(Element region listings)
╔══

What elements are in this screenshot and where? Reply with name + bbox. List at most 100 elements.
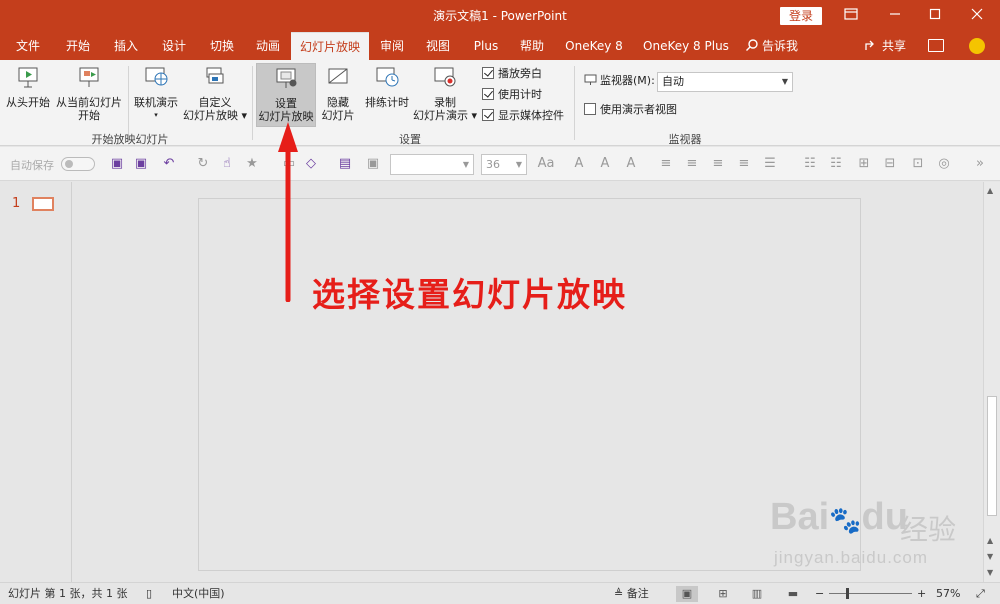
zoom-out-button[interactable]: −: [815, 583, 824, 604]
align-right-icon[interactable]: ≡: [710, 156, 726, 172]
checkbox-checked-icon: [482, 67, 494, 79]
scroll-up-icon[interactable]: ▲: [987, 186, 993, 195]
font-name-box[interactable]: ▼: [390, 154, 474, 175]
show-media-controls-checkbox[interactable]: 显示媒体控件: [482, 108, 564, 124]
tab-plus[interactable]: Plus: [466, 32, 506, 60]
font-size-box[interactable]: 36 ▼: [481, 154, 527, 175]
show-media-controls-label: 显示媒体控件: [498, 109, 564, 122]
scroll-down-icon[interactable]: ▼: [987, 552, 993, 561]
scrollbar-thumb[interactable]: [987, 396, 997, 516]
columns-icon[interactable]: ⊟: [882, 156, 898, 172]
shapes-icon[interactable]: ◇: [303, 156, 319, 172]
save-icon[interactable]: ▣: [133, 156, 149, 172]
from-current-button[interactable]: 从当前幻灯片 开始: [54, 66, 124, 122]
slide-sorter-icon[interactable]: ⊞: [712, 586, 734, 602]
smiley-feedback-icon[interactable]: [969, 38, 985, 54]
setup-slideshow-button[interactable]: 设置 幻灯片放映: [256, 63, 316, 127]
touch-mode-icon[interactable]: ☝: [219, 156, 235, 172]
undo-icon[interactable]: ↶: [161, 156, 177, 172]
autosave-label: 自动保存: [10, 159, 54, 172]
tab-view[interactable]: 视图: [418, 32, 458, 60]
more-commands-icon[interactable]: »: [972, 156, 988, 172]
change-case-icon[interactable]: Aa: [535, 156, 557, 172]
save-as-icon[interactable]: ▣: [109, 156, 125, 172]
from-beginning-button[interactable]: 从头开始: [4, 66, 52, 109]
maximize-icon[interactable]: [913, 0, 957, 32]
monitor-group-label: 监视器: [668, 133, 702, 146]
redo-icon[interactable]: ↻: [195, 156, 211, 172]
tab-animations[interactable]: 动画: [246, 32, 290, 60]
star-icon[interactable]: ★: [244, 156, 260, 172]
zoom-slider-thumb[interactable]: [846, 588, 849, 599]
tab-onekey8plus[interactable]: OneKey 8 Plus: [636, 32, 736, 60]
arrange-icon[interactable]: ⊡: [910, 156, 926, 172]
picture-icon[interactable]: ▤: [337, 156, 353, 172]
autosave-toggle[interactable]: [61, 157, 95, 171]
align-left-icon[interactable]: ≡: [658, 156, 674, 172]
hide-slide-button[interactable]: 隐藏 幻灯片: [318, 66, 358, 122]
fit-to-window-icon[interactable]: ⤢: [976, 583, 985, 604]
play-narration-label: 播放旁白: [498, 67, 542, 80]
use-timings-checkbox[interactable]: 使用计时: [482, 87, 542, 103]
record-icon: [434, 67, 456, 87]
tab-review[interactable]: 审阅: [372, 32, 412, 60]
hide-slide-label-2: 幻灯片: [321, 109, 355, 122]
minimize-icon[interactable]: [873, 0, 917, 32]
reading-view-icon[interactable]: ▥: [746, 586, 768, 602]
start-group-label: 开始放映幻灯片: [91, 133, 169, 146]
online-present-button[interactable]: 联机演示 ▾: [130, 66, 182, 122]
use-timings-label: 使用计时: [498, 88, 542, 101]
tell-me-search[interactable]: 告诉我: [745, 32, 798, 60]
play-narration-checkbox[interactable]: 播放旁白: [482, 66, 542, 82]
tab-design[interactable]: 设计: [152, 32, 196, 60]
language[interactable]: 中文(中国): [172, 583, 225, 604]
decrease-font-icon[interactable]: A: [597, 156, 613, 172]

╚══

- [DIRECTIVE]
Copy out the data lines from the one containing "zoom-out-button[interactable]: −: [815, 583, 824, 604]" through the one containing "from-current-button[interactable]: 从当前幻灯片 开始: [54, 66, 124, 122]", keeping both of those lines.

- [THE REPLY]
zoom-out-button[interactable]: −: [815, 583, 824, 604]
align-right-icon[interactable]: ≡: [710, 156, 726, 172]
checkbox-checked-icon: [482, 67, 494, 79]
scroll-up-icon[interactable]: ▲: [987, 186, 993, 195]
font-name-box[interactable]: ▼: [390, 154, 474, 175]
show-media-controls-checkbox[interactable]: 显示媒体控件: [482, 108, 564, 124]
tab-plus[interactable]: Plus: [466, 32, 506, 60]
font-size-box[interactable]: 36 ▼: [481, 154, 527, 175]
show-media-controls-label: 显示媒体控件: [498, 109, 564, 122]
scroll-down-icon[interactable]: ▼: [987, 552, 993, 561]
scrollbar-thumb[interactable]: [987, 396, 997, 516]
columns-icon[interactable]: ⊟: [882, 156, 898, 172]
shapes-icon[interactable]: ◇: [303, 156, 319, 172]
save-icon[interactable]: ▣: [133, 156, 149, 172]
from-current-button[interactable]: 从当前幻灯片 开始: [54, 66, 124, 122]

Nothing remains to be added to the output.